## What needs to be done
Write out all of the lines below, exactly and completely.

________________________________________

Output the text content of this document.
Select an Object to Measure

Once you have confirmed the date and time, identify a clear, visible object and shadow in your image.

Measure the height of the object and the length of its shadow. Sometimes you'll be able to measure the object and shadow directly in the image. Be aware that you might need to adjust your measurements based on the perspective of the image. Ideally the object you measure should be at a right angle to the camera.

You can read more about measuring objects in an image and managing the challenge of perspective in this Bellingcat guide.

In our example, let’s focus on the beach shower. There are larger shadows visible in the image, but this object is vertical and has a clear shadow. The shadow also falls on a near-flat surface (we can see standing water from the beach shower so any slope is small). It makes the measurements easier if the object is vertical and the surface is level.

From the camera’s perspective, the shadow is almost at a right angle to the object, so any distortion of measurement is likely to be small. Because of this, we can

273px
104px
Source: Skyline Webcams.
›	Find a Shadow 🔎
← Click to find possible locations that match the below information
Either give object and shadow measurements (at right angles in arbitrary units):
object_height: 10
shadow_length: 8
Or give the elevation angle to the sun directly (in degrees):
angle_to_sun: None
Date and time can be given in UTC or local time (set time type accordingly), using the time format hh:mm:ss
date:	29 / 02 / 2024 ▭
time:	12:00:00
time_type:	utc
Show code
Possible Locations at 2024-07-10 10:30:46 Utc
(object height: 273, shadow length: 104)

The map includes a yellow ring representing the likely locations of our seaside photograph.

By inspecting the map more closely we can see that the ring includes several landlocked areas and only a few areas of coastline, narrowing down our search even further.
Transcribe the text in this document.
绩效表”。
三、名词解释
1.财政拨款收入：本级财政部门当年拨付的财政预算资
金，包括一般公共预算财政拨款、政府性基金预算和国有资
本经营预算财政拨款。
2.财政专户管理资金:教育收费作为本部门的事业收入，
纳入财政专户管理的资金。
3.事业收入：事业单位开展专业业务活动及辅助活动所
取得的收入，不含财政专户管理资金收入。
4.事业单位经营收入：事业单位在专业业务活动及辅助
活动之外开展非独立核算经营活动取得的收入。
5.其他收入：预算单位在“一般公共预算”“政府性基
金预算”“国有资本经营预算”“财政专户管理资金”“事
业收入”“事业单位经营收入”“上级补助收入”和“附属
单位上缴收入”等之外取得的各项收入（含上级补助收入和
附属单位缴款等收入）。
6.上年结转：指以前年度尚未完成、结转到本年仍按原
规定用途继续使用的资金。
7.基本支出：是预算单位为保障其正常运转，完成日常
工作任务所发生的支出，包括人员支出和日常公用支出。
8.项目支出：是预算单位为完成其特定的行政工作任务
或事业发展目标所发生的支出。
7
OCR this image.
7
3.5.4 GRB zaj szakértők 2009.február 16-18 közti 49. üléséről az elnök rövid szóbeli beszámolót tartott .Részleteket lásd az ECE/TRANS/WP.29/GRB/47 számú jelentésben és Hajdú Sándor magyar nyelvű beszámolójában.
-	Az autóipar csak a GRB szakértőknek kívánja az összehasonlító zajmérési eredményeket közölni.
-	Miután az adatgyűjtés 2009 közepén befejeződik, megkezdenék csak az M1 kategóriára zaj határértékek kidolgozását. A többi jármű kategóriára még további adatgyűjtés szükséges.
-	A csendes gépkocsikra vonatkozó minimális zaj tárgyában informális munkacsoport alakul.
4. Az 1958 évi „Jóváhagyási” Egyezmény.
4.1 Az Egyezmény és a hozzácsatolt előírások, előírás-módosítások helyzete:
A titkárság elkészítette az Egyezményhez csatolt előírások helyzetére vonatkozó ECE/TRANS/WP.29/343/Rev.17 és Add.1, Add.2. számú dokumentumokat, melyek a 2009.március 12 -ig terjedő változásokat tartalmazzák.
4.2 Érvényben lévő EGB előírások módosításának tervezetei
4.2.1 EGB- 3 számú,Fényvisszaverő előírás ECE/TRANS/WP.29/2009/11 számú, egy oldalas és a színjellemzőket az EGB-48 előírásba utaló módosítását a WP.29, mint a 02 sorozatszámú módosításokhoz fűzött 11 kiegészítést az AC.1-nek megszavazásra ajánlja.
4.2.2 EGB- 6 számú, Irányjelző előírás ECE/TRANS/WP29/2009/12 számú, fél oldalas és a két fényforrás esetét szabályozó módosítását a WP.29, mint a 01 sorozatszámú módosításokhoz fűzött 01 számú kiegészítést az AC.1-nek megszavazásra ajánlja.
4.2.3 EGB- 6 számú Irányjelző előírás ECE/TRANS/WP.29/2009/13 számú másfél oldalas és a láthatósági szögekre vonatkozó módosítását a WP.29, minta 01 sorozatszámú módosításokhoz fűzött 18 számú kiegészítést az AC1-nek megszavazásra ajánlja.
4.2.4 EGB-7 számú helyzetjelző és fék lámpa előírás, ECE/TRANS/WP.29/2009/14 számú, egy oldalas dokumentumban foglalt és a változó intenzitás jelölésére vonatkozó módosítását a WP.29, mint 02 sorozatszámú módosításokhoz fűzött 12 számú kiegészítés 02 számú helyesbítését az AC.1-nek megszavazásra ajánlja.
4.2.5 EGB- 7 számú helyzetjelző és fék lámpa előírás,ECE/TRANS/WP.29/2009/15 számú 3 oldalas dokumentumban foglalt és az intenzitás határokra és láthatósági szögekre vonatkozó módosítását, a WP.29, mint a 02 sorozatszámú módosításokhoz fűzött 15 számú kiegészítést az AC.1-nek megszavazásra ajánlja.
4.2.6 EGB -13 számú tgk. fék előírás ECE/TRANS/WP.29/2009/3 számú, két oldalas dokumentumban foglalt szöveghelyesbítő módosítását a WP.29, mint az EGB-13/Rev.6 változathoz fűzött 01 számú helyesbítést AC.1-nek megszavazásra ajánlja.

________________________________________

## Result below
Output the text content of this document.
Select an Object to Measure

Once you have confirmed the date and time, identify a clear, visible object and shadow in your image.

Measure the height of the object and the length of its shadow. Sometimes you'll be able to measure the object and shadow directly in the image. Be aware that you might need to adjust your measurements based on the perspective of the image. Ideally the object you measure should be at a right angle to the camera.

You can read more about measuring objects in an image and managing the challenge of perspective in this Bellingcat guide.

In our example, let’s focus on the beach shower. There are larger shadows visible in the image, but this object is vertical and has a clear shadow. The shadow also falls on a near-flat surface (we can see standing water from the beach shower so any slope is small). It makes the measurements easier if the object is vertical and the surface is level.

From the camera’s perspective, the shadow is almost at a right angle to the object, so any distortion of measurement is likely to be small. Because of this, we can

273px
104px
Source: Skyline Webcams.
›	Find a Shadow 🔎
← Click to find possible locations that match the below information
Either give object and shadow measurements (at right angles in arbitrary units):
object_height: 10
shadow_length: 8
Or give the elevation angle to the sun directly (in degrees):
angle_to_sun: None
Date and time can be given in UTC or local time (set time type accordingly), using the time format hh:mm:ss
date:	29 / 02 / 2024 ▭
time:	12:00:00
time_type:	utc
Show code
Possible Locations at 2024-07-10 10:30:46 Utc
(object height: 273, shadow length: 104)

The map includes a yellow ring representing the likely locations of our seaside photograph.

By inspecting the map more closely we can see that the ring includes several landlocked areas and only a few areas of coastline, narrowing down our search even further.
Transcribe the text in this document.
绩效表”。
三、名词解释
1.财政拨款收入：本级财政部门当年拨付的财政预算资
金，包括一般公共预算财政拨款、政府性基金预算和国有资
本经营预算财政拨款。
2.财政专户管理资金:教育收费作为本部门的事业收入，
纳入财政专户管理的资金。
3.事业收入：事业单位开展专业业务活动及辅助活动所
取得的收入，不含财政专户管理资金收入。
4.事业单位经营收入：事业单位在专业业务活动及辅助
活动之外开展非独立核算经营活动取得的收入。
5.其他收入：预算单位在“一般公共预算”“政府性基
金预算”“国有资本经营预算”“财政专户管理资金”“事
业收入”“事业单位经营收入”“上级补助收入”和“附属
单位上缴收入”等之外取得的各项收入（含上级补助收入和
附属单位缴款等收入）。
6.上年结转：指以前年度尚未完成、结转到本年仍按原
规定用途继续使用的资金。
7.基本支出：是预算单位为保障其正常运转，完成日常
工作任务所发生的支出，包括人员支出和日常公用支出。
8.项目支出：是预算单位为完成其特定的行政工作任务
或事业发展目标所发生的支出。
7
OCR this image.
7
3.5.4 GRB zaj szakértők 2009.február 16-18 közti 49. üléséről az elnök rövid szóbeli beszámolót tartott .Részleteket lásd az ECE/TRANS/WP.29/GRB/47 számú jelentésben és Hajdú Sándor magyar nyelvű beszámolójában.
-	Az autóipar csak a GRB szakértőknek kívánja az összehasonlító zajmérési eredményeket közölni.
-	Miután az adatgyűjtés 2009 közepén befejeződik, megkezdenék csak az M1 kategóriára zaj határértékek kidolgozását. A többi jármű kategóriára még további adatgyűjtés szükséges.
-	A csendes gépkocsikra vonatkozó minimális zaj tárgyában informális munkacsoport alakul.
4. Az 1958 évi „Jóváhagyási” Egyezmény.
4.1 Az Egyezmény és a hozzácsatolt előírások, előírás-módosítások helyzete:
A titkárság elkészítette az Egyezményhez csatolt előírások helyzetére vonatkozó ECE/TRANS/WP.29/343/Rev.17 és Add.1, Add.2. számú dokumentumokat, melyek a 2009.március 12 -ig terjedő változásokat tartalmazzák.
4.2 Érvényben lévő EGB előírások módosításának tervezetei
4.2.1 EGB- 3 számú,Fényvisszaverő előírás ECE/TRANS/WP.29/2009/11 számú, egy oldalas és a színjellemzőket az EGB-48 előírásba utaló módosítását a WP.29, mint a 02 sorozatszámú módosításokhoz fűzött 11 kiegészítést az AC.1-nek megszavazásra ajánlja.
4.2.2 EGB- 6 számú, Irányjelző előírás ECE/TRANS/WP29/2009/12 számú, fél oldalas és a két fényforrás esetét szabályozó módosítását a WP.29, mint a 01 sorozatszámú módosításokhoz fűzött 01 számú kiegészítést az AC.1-nek megszavazásra ajánlja.
4.2.3 EGB- 6 számú Irányjelző előírás ECE/TRANS/WP.29/2009/13 számú másfél oldalas és a láthatósági szögekre vonatkozó módosítását a WP.29, minta 01 sorozatszámú módosításokhoz fűzött 18 számú kiegészítést az AC1-nek megszavazásra ajánlja.
4.2.4 EGB-7 számú helyzetjelző és fék lámpa előírás, ECE/TRANS/WP.29/2009/14 számú, egy oldalas dokumentumban foglalt és a változó intenzitás jelölésére vonatkozó módosítását a WP.29, mint 02 sorozatszámú módosításokhoz fűzött 12 számú kiegészítés 02 számú helyesbítését az AC.1-nek megszavazásra ajánlja.
4.2.5 EGB- 7 számú helyzetjelző és fék lámpa előírás,ECE/TRANS/WP.29/2009/15 számú 3 oldalas dokumentumban foglalt és az intenzitás határokra és láthatósági szögekre vonatkozó módosítását, a WP.29, mint a 02 sorozatszámú módosításokhoz fűzött 15 számú kiegészítést az AC.1-nek megszavazásra ajánlja.
4.2.6 EGB -13 számú tgk. fék előírás ECE/TRANS/WP.29/2009/3 számú, két oldalas dokumentumban foglalt szöveghelyesbítő módosítását a WP.29, mint az EGB-13/Rev.6 változathoz fűzött 01 számú helyesbítést AC.1-nek megszavazásra ajánlja.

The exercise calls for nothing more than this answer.